= Records excerpted from a collection =
..........

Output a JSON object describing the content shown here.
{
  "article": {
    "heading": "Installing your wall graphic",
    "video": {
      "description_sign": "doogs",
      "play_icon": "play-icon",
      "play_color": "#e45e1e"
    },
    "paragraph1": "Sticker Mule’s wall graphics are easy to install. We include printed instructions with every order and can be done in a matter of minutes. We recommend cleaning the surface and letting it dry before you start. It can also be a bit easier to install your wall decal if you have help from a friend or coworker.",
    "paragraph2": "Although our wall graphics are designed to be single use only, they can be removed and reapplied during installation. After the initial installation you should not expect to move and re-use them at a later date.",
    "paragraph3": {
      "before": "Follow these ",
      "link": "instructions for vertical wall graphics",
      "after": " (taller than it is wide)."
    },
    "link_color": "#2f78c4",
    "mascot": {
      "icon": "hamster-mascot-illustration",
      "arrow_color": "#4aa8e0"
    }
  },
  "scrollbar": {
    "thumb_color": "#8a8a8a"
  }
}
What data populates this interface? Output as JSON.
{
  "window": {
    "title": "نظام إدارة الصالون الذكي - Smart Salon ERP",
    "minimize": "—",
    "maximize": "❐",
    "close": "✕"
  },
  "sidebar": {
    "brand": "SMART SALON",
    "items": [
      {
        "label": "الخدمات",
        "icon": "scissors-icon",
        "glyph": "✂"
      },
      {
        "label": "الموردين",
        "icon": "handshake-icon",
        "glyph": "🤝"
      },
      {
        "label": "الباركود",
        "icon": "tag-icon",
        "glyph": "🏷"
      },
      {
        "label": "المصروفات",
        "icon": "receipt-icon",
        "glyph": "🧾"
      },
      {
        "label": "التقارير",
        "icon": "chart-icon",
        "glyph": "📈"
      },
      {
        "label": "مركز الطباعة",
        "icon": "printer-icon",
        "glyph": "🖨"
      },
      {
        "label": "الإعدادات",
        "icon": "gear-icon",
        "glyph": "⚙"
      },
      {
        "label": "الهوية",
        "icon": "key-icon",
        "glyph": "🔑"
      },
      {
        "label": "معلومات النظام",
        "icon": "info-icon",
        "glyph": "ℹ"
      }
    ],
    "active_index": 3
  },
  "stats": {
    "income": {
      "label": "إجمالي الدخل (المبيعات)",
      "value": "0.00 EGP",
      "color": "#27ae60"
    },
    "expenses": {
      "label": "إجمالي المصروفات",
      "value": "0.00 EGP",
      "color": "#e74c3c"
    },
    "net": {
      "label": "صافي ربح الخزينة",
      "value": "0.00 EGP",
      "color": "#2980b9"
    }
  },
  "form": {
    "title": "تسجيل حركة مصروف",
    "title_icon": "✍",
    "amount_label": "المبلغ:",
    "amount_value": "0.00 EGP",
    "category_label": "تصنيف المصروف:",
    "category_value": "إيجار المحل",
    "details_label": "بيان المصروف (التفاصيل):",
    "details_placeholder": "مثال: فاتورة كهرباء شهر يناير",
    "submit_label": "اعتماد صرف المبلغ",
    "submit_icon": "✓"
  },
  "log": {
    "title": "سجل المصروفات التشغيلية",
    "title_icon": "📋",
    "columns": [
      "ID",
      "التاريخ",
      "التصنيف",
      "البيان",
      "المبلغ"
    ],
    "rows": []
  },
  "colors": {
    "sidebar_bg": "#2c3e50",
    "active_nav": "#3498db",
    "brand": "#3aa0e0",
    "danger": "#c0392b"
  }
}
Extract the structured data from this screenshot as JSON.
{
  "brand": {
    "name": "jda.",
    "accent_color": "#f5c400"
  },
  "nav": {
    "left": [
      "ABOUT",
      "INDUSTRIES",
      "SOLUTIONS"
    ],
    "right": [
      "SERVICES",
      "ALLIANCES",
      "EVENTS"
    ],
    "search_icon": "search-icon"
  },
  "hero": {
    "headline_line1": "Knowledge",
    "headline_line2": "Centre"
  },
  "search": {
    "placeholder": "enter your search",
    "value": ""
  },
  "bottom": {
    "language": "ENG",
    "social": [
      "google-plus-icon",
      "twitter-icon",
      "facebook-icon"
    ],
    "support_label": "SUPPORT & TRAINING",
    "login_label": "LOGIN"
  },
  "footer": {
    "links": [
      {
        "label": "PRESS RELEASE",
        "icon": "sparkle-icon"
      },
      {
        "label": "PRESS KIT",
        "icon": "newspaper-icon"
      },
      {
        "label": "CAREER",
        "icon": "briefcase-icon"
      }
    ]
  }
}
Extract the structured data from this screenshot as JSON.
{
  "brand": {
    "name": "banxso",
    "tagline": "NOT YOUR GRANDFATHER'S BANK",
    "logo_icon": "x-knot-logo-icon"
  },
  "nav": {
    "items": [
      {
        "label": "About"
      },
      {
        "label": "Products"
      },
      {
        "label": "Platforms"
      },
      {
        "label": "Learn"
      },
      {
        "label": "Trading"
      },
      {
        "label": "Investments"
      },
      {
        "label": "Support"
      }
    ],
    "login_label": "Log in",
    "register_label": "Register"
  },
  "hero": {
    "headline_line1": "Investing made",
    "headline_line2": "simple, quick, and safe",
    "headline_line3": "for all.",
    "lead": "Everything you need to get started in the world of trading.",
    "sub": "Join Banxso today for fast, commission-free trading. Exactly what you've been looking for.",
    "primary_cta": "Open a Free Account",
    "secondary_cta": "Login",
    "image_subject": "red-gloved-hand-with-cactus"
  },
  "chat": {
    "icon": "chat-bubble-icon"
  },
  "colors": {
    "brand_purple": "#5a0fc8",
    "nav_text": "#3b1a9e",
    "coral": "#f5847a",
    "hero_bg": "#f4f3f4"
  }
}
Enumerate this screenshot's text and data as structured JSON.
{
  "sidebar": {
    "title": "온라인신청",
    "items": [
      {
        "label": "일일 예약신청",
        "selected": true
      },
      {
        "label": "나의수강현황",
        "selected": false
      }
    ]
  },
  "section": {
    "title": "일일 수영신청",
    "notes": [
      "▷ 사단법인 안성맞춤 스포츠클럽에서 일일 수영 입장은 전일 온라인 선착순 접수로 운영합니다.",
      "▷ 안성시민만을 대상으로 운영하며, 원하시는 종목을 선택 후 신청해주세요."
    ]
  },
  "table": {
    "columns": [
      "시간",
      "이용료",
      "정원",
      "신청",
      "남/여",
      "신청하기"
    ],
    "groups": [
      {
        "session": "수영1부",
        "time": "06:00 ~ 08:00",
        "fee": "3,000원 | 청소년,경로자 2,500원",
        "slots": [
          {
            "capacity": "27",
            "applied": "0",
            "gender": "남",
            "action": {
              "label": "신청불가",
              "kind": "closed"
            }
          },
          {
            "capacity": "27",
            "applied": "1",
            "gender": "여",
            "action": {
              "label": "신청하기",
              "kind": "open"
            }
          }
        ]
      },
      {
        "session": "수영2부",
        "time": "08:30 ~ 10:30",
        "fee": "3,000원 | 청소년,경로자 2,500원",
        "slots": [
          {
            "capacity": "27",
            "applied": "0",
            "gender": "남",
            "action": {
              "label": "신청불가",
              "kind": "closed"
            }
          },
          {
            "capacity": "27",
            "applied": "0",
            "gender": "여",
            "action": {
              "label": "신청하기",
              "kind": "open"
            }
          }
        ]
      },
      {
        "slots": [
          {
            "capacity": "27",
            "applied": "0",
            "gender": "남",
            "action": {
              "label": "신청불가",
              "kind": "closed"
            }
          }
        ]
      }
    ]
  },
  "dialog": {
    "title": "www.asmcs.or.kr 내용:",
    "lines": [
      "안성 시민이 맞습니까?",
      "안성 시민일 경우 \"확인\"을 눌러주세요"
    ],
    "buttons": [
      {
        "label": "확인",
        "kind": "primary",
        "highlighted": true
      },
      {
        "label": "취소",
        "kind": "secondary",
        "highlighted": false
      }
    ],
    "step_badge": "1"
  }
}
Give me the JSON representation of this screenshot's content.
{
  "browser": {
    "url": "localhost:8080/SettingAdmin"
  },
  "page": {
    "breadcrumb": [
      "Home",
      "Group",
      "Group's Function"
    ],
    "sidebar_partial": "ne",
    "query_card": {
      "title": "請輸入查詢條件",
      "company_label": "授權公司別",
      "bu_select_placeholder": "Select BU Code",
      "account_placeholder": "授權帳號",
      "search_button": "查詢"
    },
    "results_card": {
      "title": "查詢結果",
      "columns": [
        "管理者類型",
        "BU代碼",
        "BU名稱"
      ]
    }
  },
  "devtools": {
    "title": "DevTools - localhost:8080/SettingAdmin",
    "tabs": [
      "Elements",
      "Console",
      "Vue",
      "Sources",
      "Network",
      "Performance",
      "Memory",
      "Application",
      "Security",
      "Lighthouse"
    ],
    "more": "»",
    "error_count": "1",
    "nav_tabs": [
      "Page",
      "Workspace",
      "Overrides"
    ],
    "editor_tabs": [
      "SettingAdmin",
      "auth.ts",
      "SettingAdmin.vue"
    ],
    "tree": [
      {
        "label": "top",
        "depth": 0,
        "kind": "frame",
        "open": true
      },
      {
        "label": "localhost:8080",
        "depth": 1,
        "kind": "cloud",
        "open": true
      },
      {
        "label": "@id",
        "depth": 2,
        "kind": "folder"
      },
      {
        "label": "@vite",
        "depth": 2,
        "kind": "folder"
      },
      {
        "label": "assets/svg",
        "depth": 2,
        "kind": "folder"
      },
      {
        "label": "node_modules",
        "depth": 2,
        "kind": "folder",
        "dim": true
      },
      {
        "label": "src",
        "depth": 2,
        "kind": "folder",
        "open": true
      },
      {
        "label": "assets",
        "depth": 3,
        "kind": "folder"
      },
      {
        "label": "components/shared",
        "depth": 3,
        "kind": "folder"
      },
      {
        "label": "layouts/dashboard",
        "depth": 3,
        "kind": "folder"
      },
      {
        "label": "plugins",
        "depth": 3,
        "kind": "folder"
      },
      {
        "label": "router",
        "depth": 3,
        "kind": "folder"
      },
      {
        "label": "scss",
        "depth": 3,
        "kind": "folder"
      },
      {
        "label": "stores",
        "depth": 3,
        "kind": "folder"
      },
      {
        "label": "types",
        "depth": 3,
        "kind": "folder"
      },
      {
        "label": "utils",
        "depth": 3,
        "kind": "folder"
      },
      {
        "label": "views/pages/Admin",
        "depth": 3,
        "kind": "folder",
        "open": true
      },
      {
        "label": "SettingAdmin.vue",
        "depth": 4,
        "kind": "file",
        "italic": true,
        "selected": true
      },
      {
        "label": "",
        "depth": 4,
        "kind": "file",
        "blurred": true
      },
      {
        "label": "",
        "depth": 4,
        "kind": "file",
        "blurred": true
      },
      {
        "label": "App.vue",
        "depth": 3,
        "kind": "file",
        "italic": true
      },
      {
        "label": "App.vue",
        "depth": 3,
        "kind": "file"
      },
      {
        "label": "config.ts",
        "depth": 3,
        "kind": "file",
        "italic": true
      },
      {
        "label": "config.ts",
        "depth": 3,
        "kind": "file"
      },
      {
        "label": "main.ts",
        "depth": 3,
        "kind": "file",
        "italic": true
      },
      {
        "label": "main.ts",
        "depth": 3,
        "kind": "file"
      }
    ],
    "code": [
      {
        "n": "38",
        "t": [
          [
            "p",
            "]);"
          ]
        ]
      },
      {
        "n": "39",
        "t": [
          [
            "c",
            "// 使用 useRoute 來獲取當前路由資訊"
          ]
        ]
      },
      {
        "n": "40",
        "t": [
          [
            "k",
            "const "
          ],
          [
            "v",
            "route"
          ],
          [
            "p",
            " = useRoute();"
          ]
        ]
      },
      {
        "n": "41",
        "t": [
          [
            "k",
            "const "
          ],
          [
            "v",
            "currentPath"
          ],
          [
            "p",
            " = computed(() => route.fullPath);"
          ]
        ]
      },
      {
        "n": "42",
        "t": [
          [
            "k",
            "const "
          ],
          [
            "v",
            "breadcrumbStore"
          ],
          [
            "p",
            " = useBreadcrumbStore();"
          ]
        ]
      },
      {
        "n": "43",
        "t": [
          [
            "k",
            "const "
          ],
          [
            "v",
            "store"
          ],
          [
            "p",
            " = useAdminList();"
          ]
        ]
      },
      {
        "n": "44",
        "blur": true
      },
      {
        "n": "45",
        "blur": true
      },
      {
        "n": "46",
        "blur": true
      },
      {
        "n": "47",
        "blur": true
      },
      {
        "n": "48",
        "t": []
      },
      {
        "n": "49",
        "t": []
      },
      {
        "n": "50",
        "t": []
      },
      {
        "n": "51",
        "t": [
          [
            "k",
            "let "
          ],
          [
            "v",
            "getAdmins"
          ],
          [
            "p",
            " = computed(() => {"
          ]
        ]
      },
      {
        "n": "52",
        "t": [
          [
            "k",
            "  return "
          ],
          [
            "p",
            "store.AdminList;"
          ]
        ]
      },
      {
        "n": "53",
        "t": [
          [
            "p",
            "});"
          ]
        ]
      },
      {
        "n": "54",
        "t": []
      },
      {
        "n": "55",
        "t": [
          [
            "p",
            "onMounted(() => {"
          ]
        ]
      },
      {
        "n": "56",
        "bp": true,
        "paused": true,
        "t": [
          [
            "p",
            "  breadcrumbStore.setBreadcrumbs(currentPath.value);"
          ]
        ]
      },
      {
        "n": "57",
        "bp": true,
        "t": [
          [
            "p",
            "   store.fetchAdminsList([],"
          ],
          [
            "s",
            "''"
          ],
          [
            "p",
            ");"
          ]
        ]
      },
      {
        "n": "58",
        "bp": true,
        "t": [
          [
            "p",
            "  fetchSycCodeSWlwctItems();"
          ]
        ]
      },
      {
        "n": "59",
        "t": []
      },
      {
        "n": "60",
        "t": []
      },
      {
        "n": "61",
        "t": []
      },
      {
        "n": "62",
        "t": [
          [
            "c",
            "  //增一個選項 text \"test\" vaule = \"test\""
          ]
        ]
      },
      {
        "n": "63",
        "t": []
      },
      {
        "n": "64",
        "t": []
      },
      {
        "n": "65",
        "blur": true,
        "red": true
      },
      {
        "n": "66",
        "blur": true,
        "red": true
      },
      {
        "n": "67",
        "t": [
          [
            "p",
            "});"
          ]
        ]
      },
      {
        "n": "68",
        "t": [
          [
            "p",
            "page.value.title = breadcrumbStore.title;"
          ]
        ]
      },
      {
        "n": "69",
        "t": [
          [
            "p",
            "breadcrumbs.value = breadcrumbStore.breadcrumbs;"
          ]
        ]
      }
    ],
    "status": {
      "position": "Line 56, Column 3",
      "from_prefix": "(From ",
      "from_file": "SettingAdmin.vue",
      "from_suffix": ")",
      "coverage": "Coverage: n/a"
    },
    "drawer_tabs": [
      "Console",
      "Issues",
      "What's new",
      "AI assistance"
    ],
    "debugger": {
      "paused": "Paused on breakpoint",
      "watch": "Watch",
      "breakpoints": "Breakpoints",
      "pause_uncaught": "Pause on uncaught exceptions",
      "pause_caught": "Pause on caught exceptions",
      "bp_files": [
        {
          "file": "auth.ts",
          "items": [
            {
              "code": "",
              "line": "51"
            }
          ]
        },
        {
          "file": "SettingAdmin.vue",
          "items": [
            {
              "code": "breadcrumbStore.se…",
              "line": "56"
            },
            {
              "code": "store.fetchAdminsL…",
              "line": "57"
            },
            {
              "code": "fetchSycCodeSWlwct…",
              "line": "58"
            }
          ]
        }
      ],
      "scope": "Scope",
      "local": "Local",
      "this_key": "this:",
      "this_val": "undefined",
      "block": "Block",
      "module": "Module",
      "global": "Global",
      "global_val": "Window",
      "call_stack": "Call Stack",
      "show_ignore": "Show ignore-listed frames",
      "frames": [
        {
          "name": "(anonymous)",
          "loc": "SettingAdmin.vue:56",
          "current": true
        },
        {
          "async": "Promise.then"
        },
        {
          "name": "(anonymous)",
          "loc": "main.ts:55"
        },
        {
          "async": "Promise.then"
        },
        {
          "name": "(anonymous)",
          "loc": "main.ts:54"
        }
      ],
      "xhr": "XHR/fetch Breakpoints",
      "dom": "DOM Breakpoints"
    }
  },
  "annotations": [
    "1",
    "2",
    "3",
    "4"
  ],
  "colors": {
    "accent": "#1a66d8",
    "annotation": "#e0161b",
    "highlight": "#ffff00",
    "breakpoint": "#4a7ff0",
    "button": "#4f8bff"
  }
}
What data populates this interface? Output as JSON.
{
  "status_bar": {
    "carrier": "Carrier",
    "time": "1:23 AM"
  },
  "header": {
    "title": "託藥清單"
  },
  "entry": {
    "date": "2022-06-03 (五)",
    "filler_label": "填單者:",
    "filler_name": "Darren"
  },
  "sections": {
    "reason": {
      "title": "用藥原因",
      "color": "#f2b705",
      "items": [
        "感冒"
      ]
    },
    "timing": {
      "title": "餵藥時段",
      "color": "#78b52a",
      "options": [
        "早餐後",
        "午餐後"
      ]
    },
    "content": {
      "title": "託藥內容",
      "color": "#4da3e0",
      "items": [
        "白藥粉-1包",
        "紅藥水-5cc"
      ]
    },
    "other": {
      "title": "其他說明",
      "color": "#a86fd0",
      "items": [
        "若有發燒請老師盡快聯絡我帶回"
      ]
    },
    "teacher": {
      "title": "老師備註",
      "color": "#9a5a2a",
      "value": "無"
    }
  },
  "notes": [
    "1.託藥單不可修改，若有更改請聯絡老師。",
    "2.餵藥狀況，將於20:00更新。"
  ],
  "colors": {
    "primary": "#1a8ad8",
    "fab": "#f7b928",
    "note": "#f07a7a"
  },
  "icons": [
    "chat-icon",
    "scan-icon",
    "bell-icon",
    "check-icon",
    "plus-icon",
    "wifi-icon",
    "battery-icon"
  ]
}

..........

= CHALLENGE =
Select the lines that carry the string "time" and copy them.

= EXERCISE ANSWER =
        "time": "06:00 ~ 08:00",
        "time": "08:30 ~ 10:30",
    "time": "1:23 AM"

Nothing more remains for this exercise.